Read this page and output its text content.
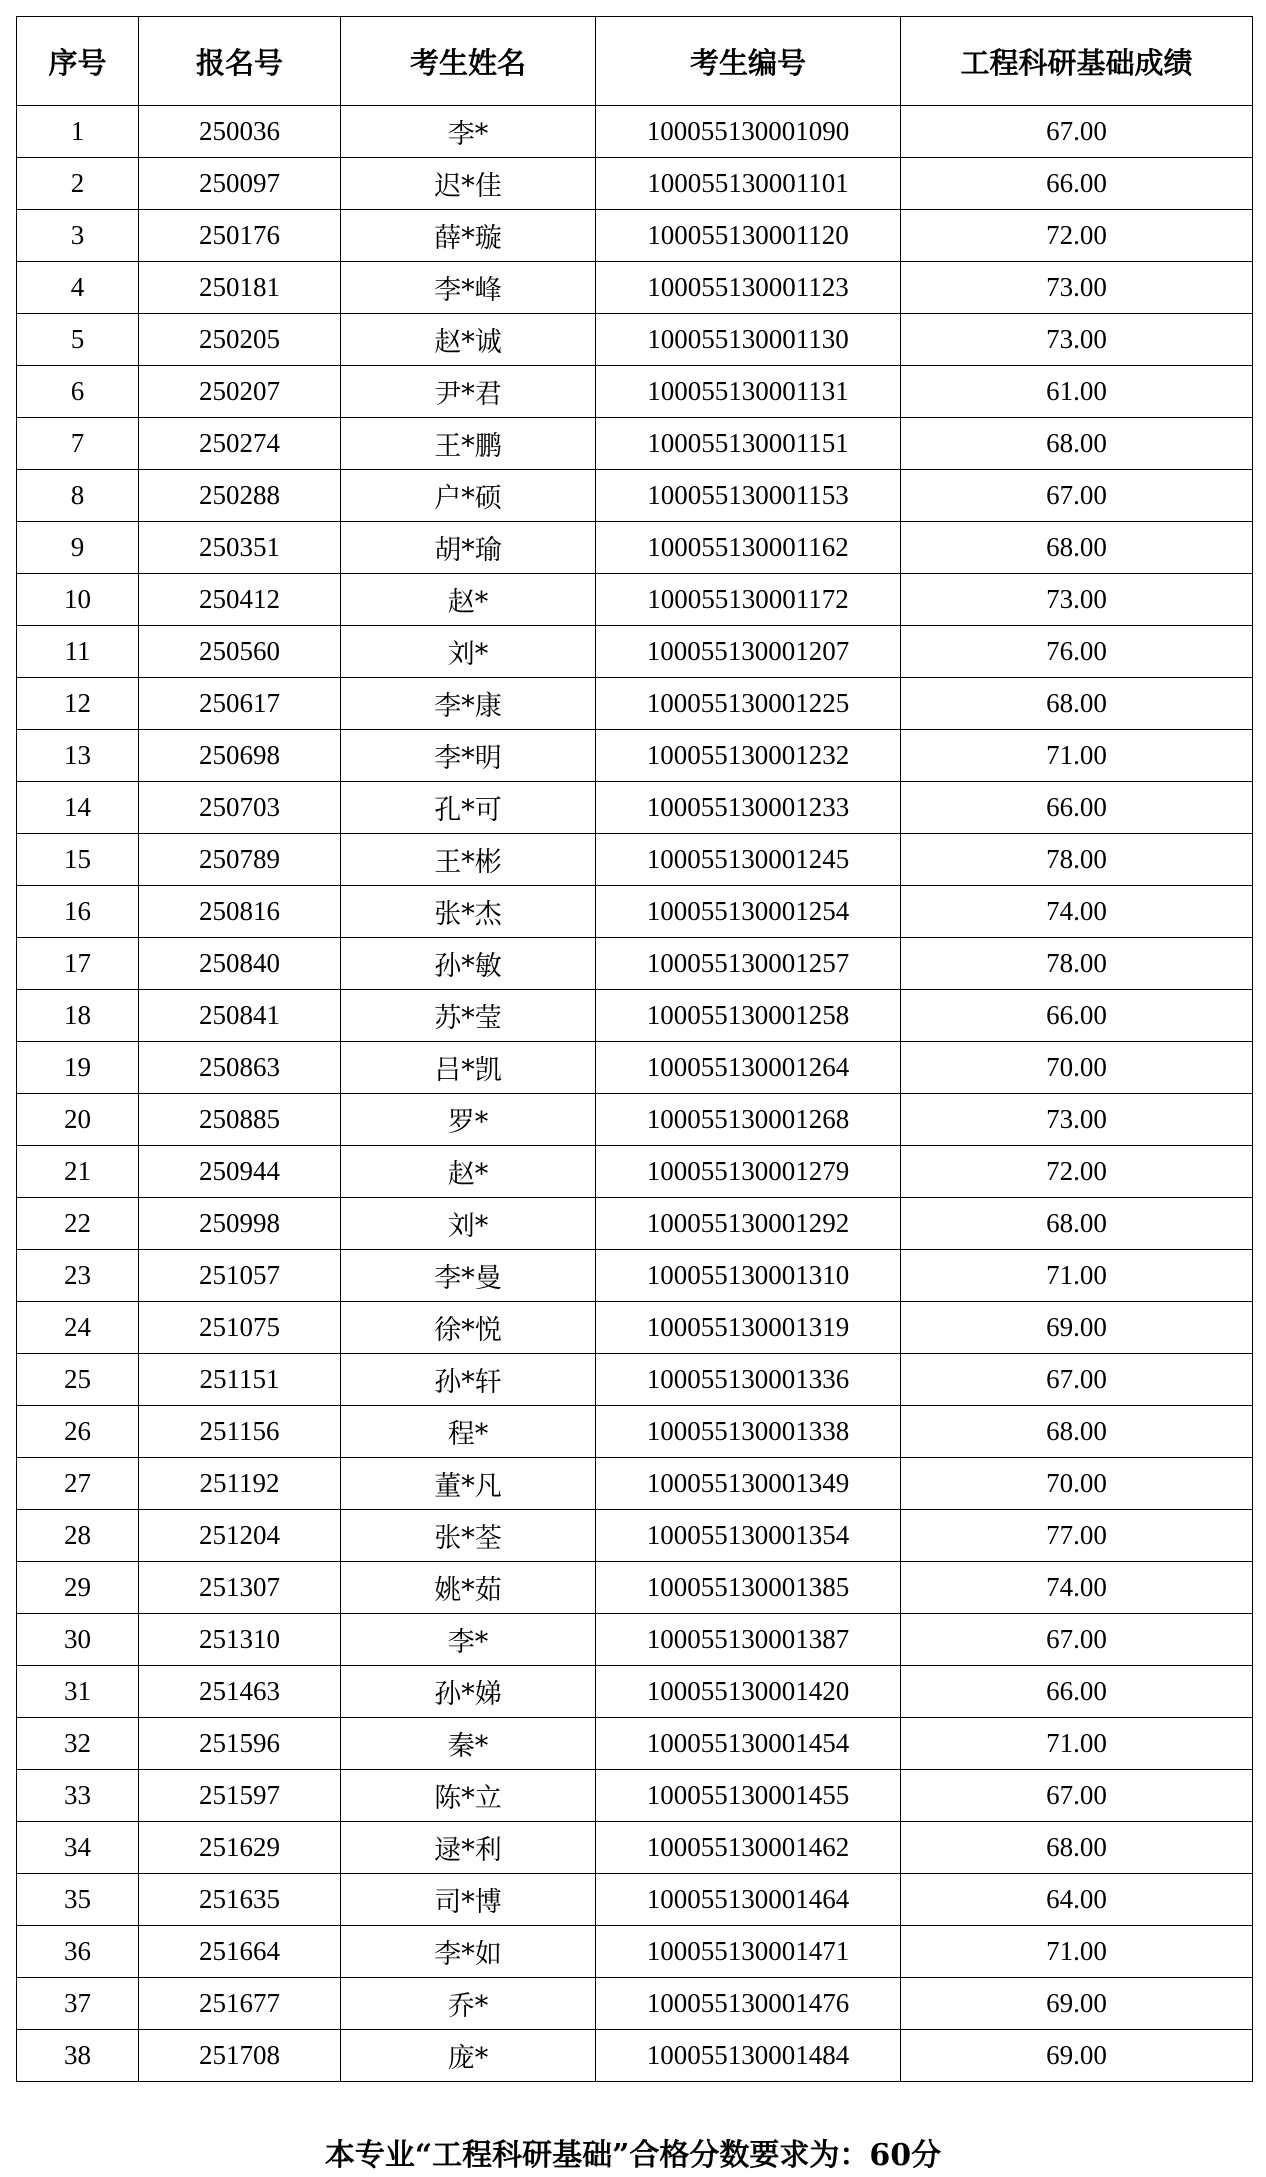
序号	报名号	考生姓名	考生编号	工程科研基础成绩
1	250036	李*	100055130001090	67.00
2	250097	迟*佳	100055130001101	66.00
3	250176	薛*璇	100055130001120	72.00
4	250181	李*峰	100055130001123	73.00
5	250205	赵*诚	100055130001130	73.00
6	250207	尹*君	100055130001131	61.00
7	250274	王*鹏	100055130001151	68.00
8	250288	户*硕	100055130001153	67.00
9	250351	胡*瑜	100055130001162	68.00
10	250412	赵*	100055130001172	73.00
11	250560	刘*	100055130001207	76.00
12	250617	李*康	100055130001225	68.00
13	250698	李*明	100055130001232	71.00
14	250703	孔*可	100055130001233	66.00
15	250789	王*彬	100055130001245	78.00
16	250816	张*杰	100055130001254	74.00
17	250840	孙*敏	100055130001257	78.00
18	250841	苏*莹	100055130001258	66.00
19	250863	吕*凯	100055130001264	70.00
20	250885	罗*	100055130001268	73.00
21	250944	赵*	100055130001279	72.00
22	250998	刘*	100055130001292	68.00
23	251057	李*曼	100055130001310	71.00
24	251075	徐*悦	100055130001319	69.00
25	251151	孙*轩	100055130001336	67.00
26	251156	程*	100055130001338	68.00
27	251192	董*凡	100055130001349	70.00
28	251204	张*荃	100055130001354	77.00
29	251307	姚*茹	100055130001385	74.00
30	251310	李*	100055130001387	67.00
31	251463	孙*娣	100055130001420	66.00
32	251596	秦*	100055130001454	71.00
33	251597	陈*立	100055130001455	67.00
34	251629	逯*利	100055130001462	68.00
35	251635	司*博	100055130001464	64.00
36	251664	李*如	100055130001471	71.00
37	251677	乔*	100055130001476	69.00
38	251708	庞*	100055130001484	69.00
本专业“工程科研基础”合格分数要求为：60分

====

Your objective:
Transcribe the records above exactly, leaving out every picture.

Task response:
Read this page and output its text content.
序号	报名号	考生姓名	考生编号	工程科研基础成绩
1	250036	李*	100055130001090	67.00
2	250097	迟*佳	100055130001101	66.00
3	250176	薛*璇	100055130001120	72.00
4	250181	李*峰	100055130001123	73.00
5	250205	赵*诚	100055130001130	73.00
6	250207	尹*君	100055130001131	61.00
7	250274	王*鹏	100055130001151	68.00
8	250288	户*硕	100055130001153	67.00
9	250351	胡*瑜	100055130001162	68.00
10	250412	赵*	100055130001172	73.00
11	250560	刘*	100055130001207	76.00
12	250617	李*康	100055130001225	68.00
13	250698	李*明	100055130001232	71.00
14	250703	孔*可	100055130001233	66.00
15	250789	王*彬	100055130001245	78.00
16	250816	张*杰	100055130001254	74.00
17	250840	孙*敏	100055130001257	78.00
18	250841	苏*莹	100055130001258	66.00
19	250863	吕*凯	100055130001264	70.00
20	250885	罗*	100055130001268	73.00
21	250944	赵*	100055130001279	72.00
22	250998	刘*	100055130001292	68.00
23	251057	李*曼	100055130001310	71.00
24	251075	徐*悦	100055130001319	69.00
25	251151	孙*轩	100055130001336	67.00
26	251156	程*	100055130001338	68.00
27	251192	董*凡	100055130001349	70.00
28	251204	张*荃	100055130001354	77.00
29	251307	姚*茹	100055130001385	74.00
30	251310	李*	100055130001387	67.00
31	251463	孙*娣	100055130001420	66.00
32	251596	秦*	100055130001454	71.00
33	251597	陈*立	100055130001455	67.00
34	251629	逯*利	100055130001462	68.00
35	251635	司*博	100055130001464	64.00
36	251664	李*如	100055130001471	71.00
37	251677	乔*	100055130001476	69.00
38	251708	庞*	100055130001484	69.00
本专业“工程科研基础”合格分数要求为：60分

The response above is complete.